• _Data supplied_
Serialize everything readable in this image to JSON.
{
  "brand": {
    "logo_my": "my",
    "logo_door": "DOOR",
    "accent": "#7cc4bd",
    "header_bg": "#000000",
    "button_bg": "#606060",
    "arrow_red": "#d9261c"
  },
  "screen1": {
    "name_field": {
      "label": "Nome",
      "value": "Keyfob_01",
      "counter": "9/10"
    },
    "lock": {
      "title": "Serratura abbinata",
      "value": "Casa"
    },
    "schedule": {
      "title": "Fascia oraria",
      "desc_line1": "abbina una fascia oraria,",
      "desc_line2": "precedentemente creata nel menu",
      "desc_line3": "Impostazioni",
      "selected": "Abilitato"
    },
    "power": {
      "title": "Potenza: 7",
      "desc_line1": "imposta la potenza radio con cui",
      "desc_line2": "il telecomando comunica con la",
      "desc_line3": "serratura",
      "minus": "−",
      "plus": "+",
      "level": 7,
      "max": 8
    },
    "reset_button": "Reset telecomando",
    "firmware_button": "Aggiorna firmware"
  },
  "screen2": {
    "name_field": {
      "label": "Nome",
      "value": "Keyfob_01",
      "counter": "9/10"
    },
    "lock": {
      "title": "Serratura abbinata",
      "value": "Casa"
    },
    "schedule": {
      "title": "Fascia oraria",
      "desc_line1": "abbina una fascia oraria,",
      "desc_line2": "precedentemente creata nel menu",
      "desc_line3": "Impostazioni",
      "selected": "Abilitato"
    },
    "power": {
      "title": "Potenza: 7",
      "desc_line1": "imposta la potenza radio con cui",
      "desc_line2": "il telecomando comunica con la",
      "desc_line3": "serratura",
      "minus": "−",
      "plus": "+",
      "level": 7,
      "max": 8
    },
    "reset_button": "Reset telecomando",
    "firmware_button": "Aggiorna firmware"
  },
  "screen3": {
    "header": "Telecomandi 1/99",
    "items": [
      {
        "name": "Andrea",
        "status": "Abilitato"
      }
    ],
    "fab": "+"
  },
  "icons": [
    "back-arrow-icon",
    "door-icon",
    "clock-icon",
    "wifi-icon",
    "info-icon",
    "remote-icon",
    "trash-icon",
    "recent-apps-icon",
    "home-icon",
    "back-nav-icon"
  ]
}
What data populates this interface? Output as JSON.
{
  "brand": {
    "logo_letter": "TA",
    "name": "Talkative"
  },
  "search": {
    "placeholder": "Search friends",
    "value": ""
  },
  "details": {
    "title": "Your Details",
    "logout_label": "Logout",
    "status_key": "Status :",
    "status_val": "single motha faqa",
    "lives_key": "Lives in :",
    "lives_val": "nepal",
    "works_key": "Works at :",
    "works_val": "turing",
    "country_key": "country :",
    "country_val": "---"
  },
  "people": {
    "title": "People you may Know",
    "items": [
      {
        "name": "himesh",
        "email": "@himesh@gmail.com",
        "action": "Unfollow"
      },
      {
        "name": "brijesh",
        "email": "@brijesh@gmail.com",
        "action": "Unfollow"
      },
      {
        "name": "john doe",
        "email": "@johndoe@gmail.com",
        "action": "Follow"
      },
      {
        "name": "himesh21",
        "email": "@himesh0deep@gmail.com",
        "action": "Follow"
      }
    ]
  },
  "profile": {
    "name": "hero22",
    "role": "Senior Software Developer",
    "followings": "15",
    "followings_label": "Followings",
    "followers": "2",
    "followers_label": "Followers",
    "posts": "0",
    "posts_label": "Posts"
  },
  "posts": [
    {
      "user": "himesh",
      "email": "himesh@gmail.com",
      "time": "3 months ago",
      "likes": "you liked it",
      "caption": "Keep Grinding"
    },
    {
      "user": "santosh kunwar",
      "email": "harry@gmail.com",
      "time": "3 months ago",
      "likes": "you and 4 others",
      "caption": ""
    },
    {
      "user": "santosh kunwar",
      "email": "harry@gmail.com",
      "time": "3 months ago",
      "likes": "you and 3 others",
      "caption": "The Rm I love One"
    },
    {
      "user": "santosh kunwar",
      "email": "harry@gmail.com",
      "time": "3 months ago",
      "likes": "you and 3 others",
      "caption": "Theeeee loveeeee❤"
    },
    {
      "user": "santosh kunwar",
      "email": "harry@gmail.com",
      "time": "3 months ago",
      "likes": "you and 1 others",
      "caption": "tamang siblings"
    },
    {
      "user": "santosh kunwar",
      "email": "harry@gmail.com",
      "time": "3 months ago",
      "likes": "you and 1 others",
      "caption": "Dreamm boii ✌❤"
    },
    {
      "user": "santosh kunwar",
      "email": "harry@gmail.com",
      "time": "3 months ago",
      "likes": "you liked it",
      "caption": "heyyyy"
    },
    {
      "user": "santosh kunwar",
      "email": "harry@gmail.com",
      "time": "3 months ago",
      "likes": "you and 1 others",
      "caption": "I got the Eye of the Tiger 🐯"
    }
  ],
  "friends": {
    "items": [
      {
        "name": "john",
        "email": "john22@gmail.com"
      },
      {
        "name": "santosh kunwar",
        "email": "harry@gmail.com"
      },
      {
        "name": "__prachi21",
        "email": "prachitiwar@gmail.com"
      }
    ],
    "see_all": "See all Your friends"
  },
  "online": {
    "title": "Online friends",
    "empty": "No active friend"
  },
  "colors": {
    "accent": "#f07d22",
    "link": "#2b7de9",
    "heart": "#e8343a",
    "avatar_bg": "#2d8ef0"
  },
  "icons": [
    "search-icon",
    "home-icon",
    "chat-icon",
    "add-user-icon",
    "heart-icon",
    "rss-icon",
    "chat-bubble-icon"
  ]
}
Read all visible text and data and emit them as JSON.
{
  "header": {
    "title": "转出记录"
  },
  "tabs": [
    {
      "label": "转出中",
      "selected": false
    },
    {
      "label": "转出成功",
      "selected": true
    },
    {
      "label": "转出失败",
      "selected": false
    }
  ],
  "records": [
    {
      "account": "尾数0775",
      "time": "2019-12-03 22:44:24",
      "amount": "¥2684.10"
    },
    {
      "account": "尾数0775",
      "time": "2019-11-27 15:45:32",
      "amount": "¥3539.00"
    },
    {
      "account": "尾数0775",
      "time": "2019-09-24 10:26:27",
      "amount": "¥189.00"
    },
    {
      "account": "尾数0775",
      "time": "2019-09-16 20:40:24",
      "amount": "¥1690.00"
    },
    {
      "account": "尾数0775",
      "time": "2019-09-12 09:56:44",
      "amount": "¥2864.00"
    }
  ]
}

• _Request_
Repeat word for word the lines running from the line containing "Read all visible" to the end of the entries above, inclusive.

• _Reply to the task_
Read all visible text and data and emit them as JSON.
{
  "header": {
    "title": "转出记录"
  },
  "tabs": [
    {
      "label": "转出中",
      "selected": false
    },
    {
      "label": "转出成功",
      "selected": true
    },
    {
      "label": "转出失败",
      "selected": false
    }
  ],
  "records": [
    {
      "account": "尾数0775",
      "time": "2019-12-03 22:44:24",
      "amount": "¥2684.10"
    },
    {
      "account": "尾数0775",
      "time": "2019-11-27 15:45:32",
      "amount": "¥3539.00"
    },
    {
      "account": "尾数0775",
      "time": "2019-09-24 10:26:27",
      "amount": "¥189.00"
    },
    {
      "account": "尾数0775",
      "time": "2019-09-16 20:40:24",
      "amount": "¥1690.00"
    },
    {
      "account": "尾数0775",
      "time": "2019-09-12 09:56:44",
      "amount": "¥2864.00"
    }
  ]
}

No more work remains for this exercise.